## EXERCISE INPUTS

□ □ □ □ □ □ □

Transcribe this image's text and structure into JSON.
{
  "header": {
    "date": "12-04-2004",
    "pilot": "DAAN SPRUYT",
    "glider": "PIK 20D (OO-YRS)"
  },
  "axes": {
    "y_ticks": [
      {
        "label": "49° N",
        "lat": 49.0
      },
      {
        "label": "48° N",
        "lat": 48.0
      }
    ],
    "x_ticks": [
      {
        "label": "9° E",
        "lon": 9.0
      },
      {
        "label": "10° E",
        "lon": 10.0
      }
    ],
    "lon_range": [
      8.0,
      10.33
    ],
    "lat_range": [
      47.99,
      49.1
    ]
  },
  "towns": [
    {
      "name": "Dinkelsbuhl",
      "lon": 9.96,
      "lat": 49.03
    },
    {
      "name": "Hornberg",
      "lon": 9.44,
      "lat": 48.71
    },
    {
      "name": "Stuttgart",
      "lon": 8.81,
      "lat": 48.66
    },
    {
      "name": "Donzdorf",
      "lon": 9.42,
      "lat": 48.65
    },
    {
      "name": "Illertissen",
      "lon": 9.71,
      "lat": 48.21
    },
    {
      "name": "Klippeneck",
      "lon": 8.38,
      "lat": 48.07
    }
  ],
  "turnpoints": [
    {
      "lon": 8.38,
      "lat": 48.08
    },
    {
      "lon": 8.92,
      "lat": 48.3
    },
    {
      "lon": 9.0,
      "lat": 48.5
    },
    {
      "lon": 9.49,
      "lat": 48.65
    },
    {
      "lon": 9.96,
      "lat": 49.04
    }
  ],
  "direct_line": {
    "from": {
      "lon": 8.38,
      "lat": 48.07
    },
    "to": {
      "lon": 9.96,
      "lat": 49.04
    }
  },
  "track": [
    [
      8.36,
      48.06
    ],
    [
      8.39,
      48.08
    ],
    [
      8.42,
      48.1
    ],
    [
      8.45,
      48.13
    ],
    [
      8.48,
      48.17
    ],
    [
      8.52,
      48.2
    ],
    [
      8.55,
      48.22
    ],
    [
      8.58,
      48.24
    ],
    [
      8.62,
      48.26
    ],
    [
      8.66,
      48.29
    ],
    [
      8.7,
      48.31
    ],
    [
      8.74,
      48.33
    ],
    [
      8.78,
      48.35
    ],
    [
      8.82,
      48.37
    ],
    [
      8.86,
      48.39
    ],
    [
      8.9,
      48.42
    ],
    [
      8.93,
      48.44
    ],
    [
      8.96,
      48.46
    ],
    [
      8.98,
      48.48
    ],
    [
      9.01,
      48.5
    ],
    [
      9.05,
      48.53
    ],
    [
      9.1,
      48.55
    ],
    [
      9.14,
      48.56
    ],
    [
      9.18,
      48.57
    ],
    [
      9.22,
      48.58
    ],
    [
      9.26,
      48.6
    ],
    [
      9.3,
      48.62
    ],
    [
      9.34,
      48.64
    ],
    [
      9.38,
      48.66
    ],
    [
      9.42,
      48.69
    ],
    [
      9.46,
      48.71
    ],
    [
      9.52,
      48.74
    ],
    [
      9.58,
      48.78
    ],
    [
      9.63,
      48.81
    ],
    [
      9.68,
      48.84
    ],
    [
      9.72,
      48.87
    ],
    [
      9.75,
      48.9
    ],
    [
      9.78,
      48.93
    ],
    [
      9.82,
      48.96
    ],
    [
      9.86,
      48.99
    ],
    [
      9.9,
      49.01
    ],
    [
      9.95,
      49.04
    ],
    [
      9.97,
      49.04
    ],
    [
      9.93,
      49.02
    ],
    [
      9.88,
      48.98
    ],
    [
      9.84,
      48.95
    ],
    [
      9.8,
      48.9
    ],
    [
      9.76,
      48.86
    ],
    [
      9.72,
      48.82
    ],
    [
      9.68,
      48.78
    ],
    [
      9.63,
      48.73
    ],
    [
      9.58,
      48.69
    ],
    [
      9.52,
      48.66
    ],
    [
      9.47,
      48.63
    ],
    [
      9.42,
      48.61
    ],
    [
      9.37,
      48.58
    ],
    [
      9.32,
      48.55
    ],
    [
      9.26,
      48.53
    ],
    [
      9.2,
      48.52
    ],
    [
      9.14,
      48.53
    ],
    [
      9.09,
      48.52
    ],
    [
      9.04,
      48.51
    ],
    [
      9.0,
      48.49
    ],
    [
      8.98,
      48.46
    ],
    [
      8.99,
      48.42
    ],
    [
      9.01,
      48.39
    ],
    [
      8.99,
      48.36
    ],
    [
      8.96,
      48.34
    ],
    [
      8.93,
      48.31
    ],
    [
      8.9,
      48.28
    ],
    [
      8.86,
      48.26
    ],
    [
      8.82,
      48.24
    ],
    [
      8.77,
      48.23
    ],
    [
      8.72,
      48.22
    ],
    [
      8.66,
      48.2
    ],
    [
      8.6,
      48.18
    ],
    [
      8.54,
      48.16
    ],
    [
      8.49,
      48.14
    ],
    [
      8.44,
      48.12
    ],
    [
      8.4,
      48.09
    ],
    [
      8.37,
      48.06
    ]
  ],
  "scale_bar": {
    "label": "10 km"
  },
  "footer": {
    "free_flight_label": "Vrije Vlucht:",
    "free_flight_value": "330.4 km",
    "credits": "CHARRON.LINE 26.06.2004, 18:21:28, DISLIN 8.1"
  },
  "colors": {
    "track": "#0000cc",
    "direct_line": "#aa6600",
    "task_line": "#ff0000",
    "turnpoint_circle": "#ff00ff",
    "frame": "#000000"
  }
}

□ □ □ □ □ □ □

## YOUR INSTRUCTIONS
Going over the lines above, work out how many include "name", then give only that number.

## SOLUTION FOR THIS EXERCISE
6